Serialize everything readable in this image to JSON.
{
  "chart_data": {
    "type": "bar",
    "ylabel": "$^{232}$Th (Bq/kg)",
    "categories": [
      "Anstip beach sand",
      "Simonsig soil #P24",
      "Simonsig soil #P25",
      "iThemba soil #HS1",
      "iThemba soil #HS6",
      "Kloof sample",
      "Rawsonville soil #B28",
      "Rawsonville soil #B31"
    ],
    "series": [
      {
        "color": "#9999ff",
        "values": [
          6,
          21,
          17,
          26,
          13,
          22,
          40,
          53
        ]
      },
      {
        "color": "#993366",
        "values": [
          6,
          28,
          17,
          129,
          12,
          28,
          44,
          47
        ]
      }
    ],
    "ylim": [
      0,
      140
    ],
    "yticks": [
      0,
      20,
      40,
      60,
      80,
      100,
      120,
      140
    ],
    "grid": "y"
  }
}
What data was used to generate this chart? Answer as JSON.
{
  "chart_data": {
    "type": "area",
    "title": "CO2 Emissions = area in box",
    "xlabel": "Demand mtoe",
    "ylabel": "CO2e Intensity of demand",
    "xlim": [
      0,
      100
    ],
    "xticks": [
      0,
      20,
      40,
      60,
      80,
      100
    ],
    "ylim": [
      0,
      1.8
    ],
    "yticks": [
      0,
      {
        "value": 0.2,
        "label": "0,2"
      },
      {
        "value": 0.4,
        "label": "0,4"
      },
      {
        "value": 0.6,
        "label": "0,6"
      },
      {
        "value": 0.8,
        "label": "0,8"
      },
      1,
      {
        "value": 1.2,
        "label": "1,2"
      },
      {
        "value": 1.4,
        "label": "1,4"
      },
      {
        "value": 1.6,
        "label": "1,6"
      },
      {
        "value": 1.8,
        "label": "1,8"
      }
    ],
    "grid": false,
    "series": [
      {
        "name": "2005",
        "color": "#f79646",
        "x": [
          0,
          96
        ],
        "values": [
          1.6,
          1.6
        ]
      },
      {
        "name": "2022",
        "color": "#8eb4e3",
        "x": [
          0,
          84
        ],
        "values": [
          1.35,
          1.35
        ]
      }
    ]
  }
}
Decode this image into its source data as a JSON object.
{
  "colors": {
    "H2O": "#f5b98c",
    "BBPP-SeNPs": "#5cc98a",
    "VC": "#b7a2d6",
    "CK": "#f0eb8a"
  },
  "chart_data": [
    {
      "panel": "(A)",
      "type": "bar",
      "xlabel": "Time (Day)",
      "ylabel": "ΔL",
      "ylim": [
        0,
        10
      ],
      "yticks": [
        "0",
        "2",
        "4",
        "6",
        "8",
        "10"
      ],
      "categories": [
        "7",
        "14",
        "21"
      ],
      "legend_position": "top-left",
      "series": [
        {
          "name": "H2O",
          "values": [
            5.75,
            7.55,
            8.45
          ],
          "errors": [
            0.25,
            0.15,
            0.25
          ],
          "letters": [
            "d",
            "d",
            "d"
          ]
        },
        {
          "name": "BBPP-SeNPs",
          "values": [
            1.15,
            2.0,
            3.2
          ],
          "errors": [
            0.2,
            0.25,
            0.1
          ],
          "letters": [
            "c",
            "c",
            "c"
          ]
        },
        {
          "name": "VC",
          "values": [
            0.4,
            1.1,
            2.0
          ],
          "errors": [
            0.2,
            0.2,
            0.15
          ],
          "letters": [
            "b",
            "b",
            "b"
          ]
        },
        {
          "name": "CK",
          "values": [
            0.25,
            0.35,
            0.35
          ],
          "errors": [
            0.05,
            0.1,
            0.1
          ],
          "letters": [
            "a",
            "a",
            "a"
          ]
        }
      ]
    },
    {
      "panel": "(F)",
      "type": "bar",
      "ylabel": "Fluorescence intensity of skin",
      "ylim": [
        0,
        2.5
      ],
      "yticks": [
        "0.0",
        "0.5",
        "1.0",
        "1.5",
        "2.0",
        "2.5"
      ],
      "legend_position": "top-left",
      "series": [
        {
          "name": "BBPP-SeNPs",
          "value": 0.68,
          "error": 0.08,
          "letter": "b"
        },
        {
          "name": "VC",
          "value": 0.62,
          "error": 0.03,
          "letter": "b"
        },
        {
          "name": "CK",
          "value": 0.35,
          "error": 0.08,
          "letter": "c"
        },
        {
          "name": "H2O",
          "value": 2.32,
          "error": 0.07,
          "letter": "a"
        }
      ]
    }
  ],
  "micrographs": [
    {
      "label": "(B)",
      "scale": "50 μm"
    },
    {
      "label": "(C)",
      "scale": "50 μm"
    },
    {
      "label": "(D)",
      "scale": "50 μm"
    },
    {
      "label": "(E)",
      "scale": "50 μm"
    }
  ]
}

What is asked
Output all of the data above without any alteration.

Expected output
Serialize everything readable in this image to JSON.
{
  "chart_data": {
    "type": "bar",
    "ylabel": "$^{232}$Th (Bq/kg)",
    "categories": [
      "Anstip beach sand",
      "Simonsig soil #P24",
      "Simonsig soil #P25",
      "iThemba soil #HS1",
      "iThemba soil #HS6",
      "Kloof sample",
      "Rawsonville soil #B28",
      "Rawsonville soil #B31"
    ],
    "series": [
      {
        "color": "#9999ff",
        "values": [
          6,
          21,
          17,
          26,
          13,
          22,
          40,
          53
        ]
      },
      {
        "color": "#993366",
        "values": [
          6,
          28,
          17,
          129,
          12,
          28,
          44,
          47
        ]
      }
    ],
    "ylim": [
      0,
      140
    ],
    "yticks": [
      0,
      20,
      40,
      60,
      80,
      100,
      120,
      140
    ],
    "grid": "y"
  }
}
What data was used to generate this chart? Answer as JSON.
{
  "chart_data": {
    "type": "area",
    "title": "CO2 Emissions = area in box",
    "xlabel": "Demand mtoe",
    "ylabel": "CO2e Intensity of demand",
    "xlim": [
      0,
      100
    ],
    "xticks": [
      0,
      20,
      40,
      60,
      80,
      100
    ],
    "ylim": [
      0,
      1.8
    ],
    "yticks": [
      0,
      {
        "value": 0.2,
        "label": "0,2"
      },
      {
        "value": 0.4,
        "label": "0,4"
      },
      {
        "value": 0.6,
        "label": "0,6"
      },
      {
        "value": 0.8,
        "label": "0,8"
      },
      1,
      {
        "value": 1.2,
        "label": "1,2"
      },
      {
        "value": 1.4,
        "label": "1,4"
      },
      {
        "value": 1.6,
        "label": "1,6"
      },
      {
        "value": 1.8,
        "label": "1,8"
      }
    ],
    "grid": false,
    "series": [
      {
        "name": "2005",
        "color": "#f79646",
        "x": [
          0,
          96
        ],
        "values": [
          1.6,
          1.6
        ]
      },
      {
        "name": "2022",
        "color": "#8eb4e3",
        "x": [
          0,
          84
        ],
        "values": [
          1.35,
          1.35
        ]
      }
    ]
  }
}
Decode this image into its source data as a JSON object.
{
  "colors": {
    "H2O": "#f5b98c",
    "BBPP-SeNPs": "#5cc98a",
    "VC": "#b7a2d6",
    "CK": "#f0eb8a"
  },
  "chart_data": [
    {
      "panel": "(A)",
      "type": "bar",
      "xlabel": "Time (Day)",
      "ylabel": "ΔL",
      "ylim": [
        0,
        10
      ],
      "yticks": [
        "0",
        "2",
        "4",
        "6",
        "8",
        "10"
      ],
      "categories": [
        "7",
        "14",
        "21"
      ],
      "legend_position": "top-left",
      "series": [
        {
          "name": "H2O",
          "values": [
            5.75,
            7.55,
            8.45
          ],
          "errors": [
            0.25,
            0.15,
            0.25
          ],
          "letters": [
            "d",
            "d",
            "d"
          ]
        },
        {
          "name": "BBPP-SeNPs",
          "values": [
            1.15,
            2.0,
            3.2
          ],
          "errors": [
            0.2,
            0.25,
            0.1
          ],
          "letters": [
            "c",
            "c",
            "c"
          ]
        },
        {
          "name": "VC",
          "values": [
            0.4,
            1.1,
            2.0
          ],
          "errors": [
            0.2,
            0.2,
            0.15
          ],
          "letters": [
            "b",
            "b",
            "b"
          ]
        },
        {
          "name": "CK",
          "values": [
            0.25,
            0.35,
            0.35
          ],
          "errors": [
            0.05,
            0.1,
            0.1
          ],
          "letters": [
            "a",
            "a",
            "a"
          ]
        }
      ]
    },
    {
      "panel": "(F)",
      "type": "bar",
      "ylabel": "Fluorescence intensity of skin",
      "ylim": [
        0,
        2.5
      ],
      "yticks": [
        "0.0",
        "0.5",
        "1.0",
        "1.5",
        "2.0",
        "2.5"
      ],
      "legend_position": "top-left",
      "series": [
        {
          "name": "BBPP-SeNPs",
          "value": 0.68,
          "error": 0.08,
          "letter": "b"
        },
        {
          "name": "VC",
          "value": 0.62,
          "error": 0.03,
          "letter": "b"
        },
        {
          "name": "CK",
          "value": 0.35,
          "error": 0.08,
          "letter": "c"
        },
        {
          "name": "H2O",
          "value": 2.32,
          "error": 0.07,
          "letter": "a"
        }
      ]
    }
  ],
  "micrographs": [
    {
      "label": "(B)",
      "scale": "50 μm"
    },
    {
      "label": "(C)",
      "scale": "50 μm"
    },
    {
      "label": "(D)",
      "scale": "50 μm"
    },
    {
      "label": "(E)",
      "scale": "50 μm"
    }
  ]
}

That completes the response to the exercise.